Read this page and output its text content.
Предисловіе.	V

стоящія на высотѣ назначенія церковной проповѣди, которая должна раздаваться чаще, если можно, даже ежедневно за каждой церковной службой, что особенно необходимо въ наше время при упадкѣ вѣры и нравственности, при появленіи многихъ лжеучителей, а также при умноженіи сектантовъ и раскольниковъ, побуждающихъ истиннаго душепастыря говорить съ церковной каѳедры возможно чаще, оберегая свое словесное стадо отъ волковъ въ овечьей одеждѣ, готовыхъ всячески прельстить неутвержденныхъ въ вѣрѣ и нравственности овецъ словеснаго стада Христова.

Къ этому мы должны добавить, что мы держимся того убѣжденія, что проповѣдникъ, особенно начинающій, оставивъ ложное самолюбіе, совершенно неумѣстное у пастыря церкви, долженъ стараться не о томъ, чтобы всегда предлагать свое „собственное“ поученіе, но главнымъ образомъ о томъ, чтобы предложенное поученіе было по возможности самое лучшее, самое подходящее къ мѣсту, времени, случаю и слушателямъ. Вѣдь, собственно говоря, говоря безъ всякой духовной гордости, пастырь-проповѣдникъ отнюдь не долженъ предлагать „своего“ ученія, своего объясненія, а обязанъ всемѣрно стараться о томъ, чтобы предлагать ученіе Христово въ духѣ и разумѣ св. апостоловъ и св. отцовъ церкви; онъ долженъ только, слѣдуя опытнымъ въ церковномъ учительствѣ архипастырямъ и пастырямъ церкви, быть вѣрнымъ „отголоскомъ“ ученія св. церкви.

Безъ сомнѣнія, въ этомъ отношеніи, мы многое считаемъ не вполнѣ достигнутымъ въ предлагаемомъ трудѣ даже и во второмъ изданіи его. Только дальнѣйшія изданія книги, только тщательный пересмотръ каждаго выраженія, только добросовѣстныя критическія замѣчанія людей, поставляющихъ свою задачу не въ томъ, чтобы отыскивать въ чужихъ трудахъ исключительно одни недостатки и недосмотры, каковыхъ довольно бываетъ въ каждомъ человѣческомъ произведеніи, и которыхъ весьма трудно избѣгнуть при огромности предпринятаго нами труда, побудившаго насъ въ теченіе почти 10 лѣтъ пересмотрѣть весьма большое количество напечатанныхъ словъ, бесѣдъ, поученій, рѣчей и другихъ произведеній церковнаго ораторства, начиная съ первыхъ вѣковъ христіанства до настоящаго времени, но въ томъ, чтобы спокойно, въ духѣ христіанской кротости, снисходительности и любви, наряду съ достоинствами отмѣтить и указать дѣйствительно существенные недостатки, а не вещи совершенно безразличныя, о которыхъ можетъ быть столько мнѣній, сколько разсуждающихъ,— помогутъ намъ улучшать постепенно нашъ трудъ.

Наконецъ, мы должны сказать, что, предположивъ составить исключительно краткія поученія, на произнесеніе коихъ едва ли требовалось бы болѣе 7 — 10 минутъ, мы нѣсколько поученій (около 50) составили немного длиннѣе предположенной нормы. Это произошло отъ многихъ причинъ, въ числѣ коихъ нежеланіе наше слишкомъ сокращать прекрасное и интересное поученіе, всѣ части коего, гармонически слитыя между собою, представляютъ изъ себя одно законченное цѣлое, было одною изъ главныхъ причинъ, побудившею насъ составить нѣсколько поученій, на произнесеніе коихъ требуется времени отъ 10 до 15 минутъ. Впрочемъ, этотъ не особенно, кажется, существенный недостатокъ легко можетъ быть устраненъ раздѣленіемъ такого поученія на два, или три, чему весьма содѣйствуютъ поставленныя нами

===============

SET PROBLEM –
Repeat every record exactly as written, please.

WRITTEN RESPONSE –
Read this page and output its text content.
Предисловіе.	V

стоящія на высотѣ назначенія церковной проповѣди, которая должна раздаваться чаще, если можно, даже ежедневно за каждой церковной службой, что особенно необходимо въ наше время при упадкѣ вѣры и нравственности, при появленіи многихъ лжеучителей, а также при умноженіи сектантовъ и раскольниковъ, побуждающихъ истиннаго душепастыря говорить съ церковной каѳедры возможно чаще, оберегая свое словесное стадо отъ волковъ въ овечьей одеждѣ, готовыхъ всячески прельстить неутвержденныхъ въ вѣрѣ и нравственности овецъ словеснаго стада Христова.

Къ этому мы должны добавить, что мы держимся того убѣжденія, что проповѣдникъ, особенно начинающій, оставивъ ложное самолюбіе, совершенно неумѣстное у пастыря церкви, долженъ стараться не о томъ, чтобы всегда предлагать свое „собственное“ поученіе, но главнымъ образомъ о томъ, чтобы предложенное поученіе было по возможности самое лучшее, самое подходящее къ мѣсту, времени, случаю и слушателямъ. Вѣдь, собственно говоря, говоря безъ всякой духовной гордости, пастырь-проповѣдникъ отнюдь не долженъ предлагать „своего“ ученія, своего объясненія, а обязанъ всемѣрно стараться о томъ, чтобы предлагать ученіе Христово въ духѣ и разумѣ св. апостоловъ и св. отцовъ церкви; онъ долженъ только, слѣдуя опытнымъ въ церковномъ учительствѣ архипастырямъ и пастырямъ церкви, быть вѣрнымъ „отголоскомъ“ ученія св. церкви.

Безъ сомнѣнія, въ этомъ отношеніи, мы многое считаемъ не вполнѣ достигнутымъ въ предлагаемомъ трудѣ даже и во второмъ изданіи его. Только дальнѣйшія изданія книги, только тщательный пересмотръ каждаго выраженія, только добросовѣстныя критическія замѣчанія людей, поставляющихъ свою задачу не въ томъ, чтобы отыскивать въ чужихъ трудахъ исключительно одни недостатки и недосмотры, каковыхъ довольно бываетъ въ каждомъ человѣческомъ произведеніи, и которыхъ весьма трудно избѣгнуть при огромности предпринятаго нами труда, побудившаго насъ въ теченіе почти 10 лѣтъ пересмотрѣть весьма большое количество напечатанныхъ словъ, бесѣдъ, поученій, рѣчей и другихъ произведеній церковнаго ораторства, начиная съ первыхъ вѣковъ христіанства до настоящаго времени, но въ томъ, чтобы спокойно, въ духѣ христіанской кротости, снисходительности и любви, наряду съ достоинствами отмѣтить и указать дѣйствительно существенные недостатки, а не вещи совершенно безразличныя, о которыхъ можетъ быть столько мнѣній, сколько разсуждающихъ,— помогутъ намъ улучшать постепенно нашъ трудъ.

Наконецъ, мы должны сказать, что, предположивъ составить исключительно краткія поученія, на произнесеніе коихъ едва ли требовалось бы болѣе 7 — 10 минутъ, мы нѣсколько поученій (около 50) составили немного длиннѣе предположенной нормы. Это произошло отъ многихъ причинъ, въ числѣ коихъ нежеланіе наше слишкомъ сокращать прекрасное и интересное поученіе, всѣ части коего, гармонически слитыя между собою, представляютъ изъ себя одно законченное цѣлое, было одною изъ главныхъ причинъ, побудившею насъ составить нѣсколько поученій, на произнесеніе коихъ требуется времени отъ 10 до 15 минутъ. Впрочемъ, этотъ не особенно, кажется, существенный недостатокъ легко можетъ быть устраненъ раздѣленіемъ такого поученія на два, или три, чему весьма содѣйствуютъ поставленныя нами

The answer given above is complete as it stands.